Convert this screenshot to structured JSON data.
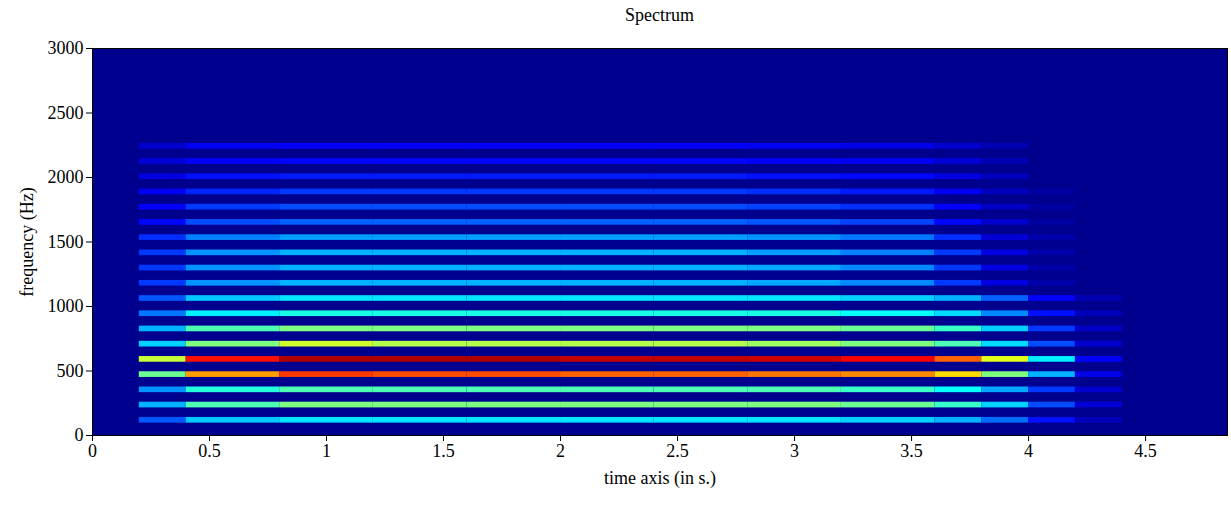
{
  "chart_data": {
    "type": "heatmap",
    "title": "Spectrum",
    "x_label": "time axis (in s.)",
    "y_label": "frequency (Hz)",
    "xlim": [
      0,
      4.85
    ],
    "ylim": [
      0,
      3000
    ],
    "xticks": [
      0,
      0.5,
      1,
      1.5,
      2,
      2.5,
      3,
      3.5,
      4,
      4.5
    ],
    "yticks": [
      0,
      500,
      1000,
      1500,
      2000,
      2500,
      3000
    ],
    "zlim": [
      0,
      1
    ],
    "time_edges": [
      0.2,
      0.4,
      0.8,
      1.2,
      1.6,
      2.0,
      2.4,
      2.8,
      3.2,
      3.6,
      3.8,
      4.0,
      4.2,
      4.4
    ],
    "frequencies": [
      118,
      236,
      354,
      472,
      590,
      708,
      826,
      944,
      1062,
      1180,
      1298,
      1416,
      1534,
      1652,
      1770,
      1888,
      2006,
      2124,
      2242
    ],
    "cells": [
      [
        0.21,
        0.32,
        0.35,
        0.35,
        0.35,
        0.35,
        0.35,
        0.35,
        0.33,
        0.3,
        0.23,
        0.14,
        0.05
      ],
      [
        0.3,
        0.45,
        0.5,
        0.5,
        0.5,
        0.5,
        0.5,
        0.5,
        0.48,
        0.43,
        0.33,
        0.2,
        0.08
      ],
      [
        0.27,
        0.41,
        0.45,
        0.45,
        0.45,
        0.45,
        0.45,
        0.45,
        0.43,
        0.38,
        0.29,
        0.18,
        0.07
      ],
      [
        0.48,
        0.72,
        0.82,
        0.8,
        0.8,
        0.78,
        0.78,
        0.76,
        0.74,
        0.66,
        0.5,
        0.3,
        0.1
      ],
      [
        0.57,
        0.86,
        0.95,
        0.95,
        0.95,
        0.93,
        0.93,
        0.92,
        0.88,
        0.78,
        0.6,
        0.36,
        0.12
      ],
      [
        0.33,
        0.5,
        0.58,
        0.55,
        0.55,
        0.55,
        0.55,
        0.53,
        0.5,
        0.45,
        0.34,
        0.2,
        0.07
      ],
      [
        0.3,
        0.45,
        0.5,
        0.5,
        0.5,
        0.5,
        0.5,
        0.5,
        0.48,
        0.43,
        0.33,
        0.18,
        0.06
      ],
      [
        0.24,
        0.36,
        0.4,
        0.4,
        0.4,
        0.4,
        0.4,
        0.4,
        0.38,
        0.34,
        0.26,
        0.14,
        0.05
      ],
      [
        0.21,
        0.32,
        0.35,
        0.35,
        0.35,
        0.35,
        0.35,
        0.35,
        0.33,
        0.3,
        0.22,
        0.12,
        0.04
      ],
      [
        0.18,
        0.27,
        0.3,
        0.3,
        0.3,
        0.3,
        0.3,
        0.29,
        0.26,
        0.18,
        0.09,
        0.03,
        0
      ],
      [
        0.18,
        0.27,
        0.3,
        0.3,
        0.3,
        0.3,
        0.3,
        0.29,
        0.26,
        0.18,
        0.09,
        0.03,
        0
      ],
      [
        0.18,
        0.27,
        0.3,
        0.3,
        0.3,
        0.3,
        0.3,
        0.28,
        0.25,
        0.18,
        0.09,
        0.03,
        0
      ],
      [
        0.17,
        0.25,
        0.28,
        0.28,
        0.28,
        0.28,
        0.28,
        0.27,
        0.24,
        0.17,
        0.08,
        0.03,
        0
      ],
      [
        0.13,
        0.2,
        0.22,
        0.22,
        0.22,
        0.22,
        0.22,
        0.21,
        0.19,
        0.13,
        0.07,
        0.02,
        0
      ],
      [
        0.12,
        0.18,
        0.2,
        0.2,
        0.2,
        0.2,
        0.2,
        0.19,
        0.17,
        0.12,
        0.06,
        0.02,
        0
      ],
      [
        0.11,
        0.16,
        0.18,
        0.18,
        0.18,
        0.18,
        0.18,
        0.17,
        0.15,
        0.11,
        0.05,
        0.02,
        0
      ],
      [
        0.09,
        0.14,
        0.15,
        0.15,
        0.15,
        0.15,
        0.15,
        0.14,
        0.13,
        0.09,
        0.05,
        0,
        0
      ],
      [
        0.08,
        0.12,
        0.13,
        0.13,
        0.13,
        0.13,
        0.13,
        0.12,
        0.11,
        0.08,
        0.04,
        0,
        0
      ],
      [
        0.07,
        0.11,
        0.12,
        0.12,
        0.12,
        0.12,
        0.12,
        0.11,
        0.1,
        0.07,
        0.04,
        0,
        0
      ]
    ]
  }
}
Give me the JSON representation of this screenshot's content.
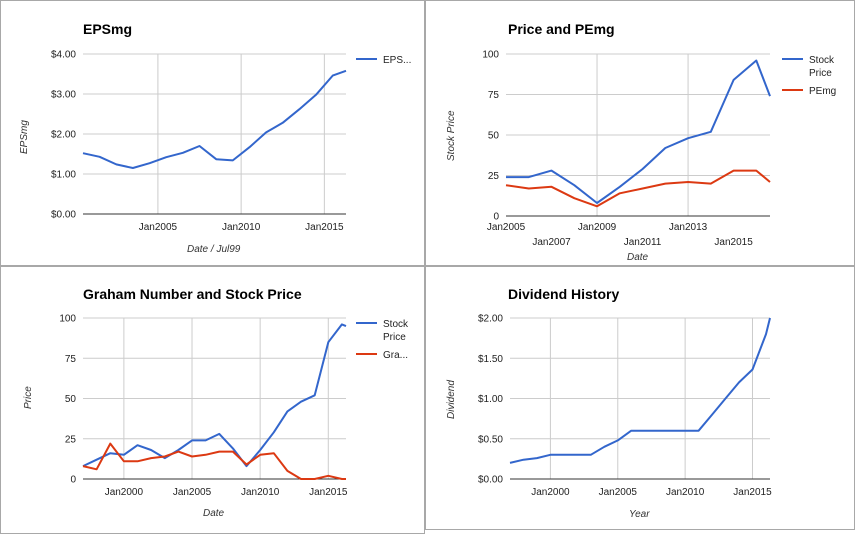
{
  "colors": {
    "blue": "#3366cc",
    "red": "#dc3912",
    "grid": "#cccccc",
    "baseline": "#333333"
  },
  "chart_data": [
    {
      "type": "line",
      "title": "EPSmg",
      "ylabel": "EPSmg",
      "xlabel": "Date / Jul99",
      "xlim": [
        2000.5,
        2016.3
      ],
      "ylim": [
        0,
        4
      ],
      "y_ticks": [
        0,
        1,
        2,
        3,
        4
      ],
      "y_tick_labels": [
        "$0.00",
        "$1.00",
        "$2.00",
        "$3.00",
        "$4.00"
      ],
      "x_ticks": [
        2005,
        2010,
        2015
      ],
      "x_tick_labels": [
        "Jan2005",
        "Jan2010",
        "Jan2015"
      ],
      "x_gridlines": [
        2005,
        2010,
        2015
      ],
      "legend": "right",
      "series": [
        {
          "name": "EPS...",
          "color": "#3366cc",
          "x": [
            2000.5,
            2001.5,
            2002.5,
            2003.5,
            2004.5,
            2005.5,
            2006.5,
            2007.5,
            2008.5,
            2009.5,
            2010.5,
            2011.5,
            2012.5,
            2013.5,
            2014.5,
            2015.5,
            2016.3
          ],
          "y": [
            1.52,
            1.43,
            1.24,
            1.15,
            1.27,
            1.42,
            1.53,
            1.7,
            1.37,
            1.34,
            1.67,
            2.04,
            2.28,
            2.62,
            2.98,
            3.46,
            3.58
          ]
        }
      ]
    },
    {
      "type": "line",
      "title": "Price and PEmg",
      "ylabel": "Stock Price",
      "xlabel": "Date",
      "xlim": [
        2005,
        2016.6
      ],
      "ylim": [
        0,
        100
      ],
      "y_ticks": [
        0,
        25,
        50,
        75,
        100
      ],
      "y_tick_labels": [
        "0",
        "25",
        "50",
        "75",
        "100"
      ],
      "x_ticks": [
        2005,
        2007,
        2009,
        2011,
        2013,
        2015
      ],
      "x_tick_labels": [
        "Jan2005",
        "Jan2007",
        "Jan2009",
        "Jan2011",
        "Jan2013",
        "Jan2015"
      ],
      "x_gridlines": [
        2009,
        2013
      ],
      "legend": "right",
      "series": [
        {
          "name": "Stock Price",
          "color": "#3366cc",
          "x": [
            2005,
            2006,
            2007,
            2008,
            2009,
            2010,
            2011,
            2012,
            2013,
            2014,
            2015,
            2016,
            2016.6
          ],
          "y": [
            24,
            24,
            28,
            19,
            8,
            18,
            29,
            42,
            48,
            52,
            84,
            96,
            74
          ]
        },
        {
          "name": "PEmg",
          "color": "#dc3912",
          "x": [
            2005,
            2006,
            2007,
            2008,
            2009,
            2010,
            2011,
            2012,
            2013,
            2014,
            2015,
            2016,
            2016.6
          ],
          "y": [
            19,
            17,
            18,
            11,
            6,
            14,
            17,
            20,
            21,
            20,
            28,
            28,
            21
          ]
        }
      ]
    },
    {
      "type": "line",
      "title": "Graham Number and Stock Price",
      "ylabel": "Price",
      "xlabel": "Date",
      "xlim": [
        1997,
        2016.3
      ],
      "ylim": [
        0,
        100
      ],
      "y_ticks": [
        0,
        25,
        50,
        75,
        100
      ],
      "y_tick_labels": [
        "0",
        "25",
        "50",
        "75",
        "100"
      ],
      "x_ticks": [
        2000,
        2005,
        2010,
        2015
      ],
      "x_tick_labels": [
        "Jan2000",
        "Jan2005",
        "Jan2010",
        "Jan2015"
      ],
      "x_gridlines": [
        2000,
        2005,
        2010,
        2015
      ],
      "legend": "right",
      "series": [
        {
          "name": "Stock Price",
          "color": "#3366cc",
          "x": [
            1997,
            1998,
            1999,
            2000,
            2001,
            2002,
            2003,
            2004,
            2005,
            2006,
            2007,
            2008,
            2009,
            2010,
            2011,
            2012,
            2013,
            2014,
            2015,
            2016,
            2016.3
          ],
          "y": [
            8,
            12,
            16,
            15,
            21,
            18,
            13,
            18,
            24,
            24,
            28,
            19,
            8,
            18,
            29,
            42,
            48,
            52,
            85,
            96,
            95
          ]
        },
        {
          "name": "Gra...",
          "color": "#dc3912",
          "x": [
            1997,
            1998,
            1999,
            2000,
            2001,
            2002,
            2003,
            2004,
            2005,
            2006,
            2007,
            2008,
            2009,
            2010,
            2011,
            2012,
            2013,
            2014,
            2015,
            2016,
            2016.3
          ],
          "y": [
            8,
            6,
            22,
            11,
            11,
            13,
            14,
            17,
            14,
            15,
            17,
            17,
            9,
            15,
            16,
            5,
            0,
            0,
            2,
            0,
            0
          ]
        }
      ]
    },
    {
      "type": "line",
      "title": "Dividend History",
      "ylabel": "Dividend",
      "xlabel": "Year",
      "xlim": [
        1997,
        2016.3
      ],
      "ylim": [
        0,
        2
      ],
      "y_ticks": [
        0,
        0.5,
        1,
        1.5,
        2
      ],
      "y_tick_labels": [
        "$0.00",
        "$0.50",
        "$1.00",
        "$1.50",
        "$2.00"
      ],
      "x_ticks": [
        2000,
        2005,
        2010,
        2015
      ],
      "x_tick_labels": [
        "Jan2000",
        "Jan2005",
        "Jan2010",
        "Jan2015"
      ],
      "x_gridlines": [
        2000,
        2005,
        2010,
        2015
      ],
      "legend": "none",
      "series": [
        {
          "name": "",
          "color": "#3366cc",
          "x": [
            1997,
            1998,
            1999,
            2000,
            2001,
            2002,
            2003,
            2004,
            2005,
            2006,
            2007,
            2008,
            2009,
            2010,
            2011,
            2012,
            2013,
            2014,
            2015,
            2016,
            2016.3
          ],
          "y": [
            0.2,
            0.24,
            0.26,
            0.3,
            0.3,
            0.3,
            0.3,
            0.4,
            0.48,
            0.6,
            0.6,
            0.6,
            0.6,
            0.6,
            0.6,
            0.8,
            1.0,
            1.2,
            1.36,
            1.8,
            2.0
          ]
        }
      ]
    }
  ]
}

-------

* [What this task involves]: Return each line in the records that holds the string "ylabel".

* [Written response]:
      "ylabel": "EPSmg",
      "ylabel": "Stock Price",
      "ylabel": "Price",
      "ylabel": "Dividend",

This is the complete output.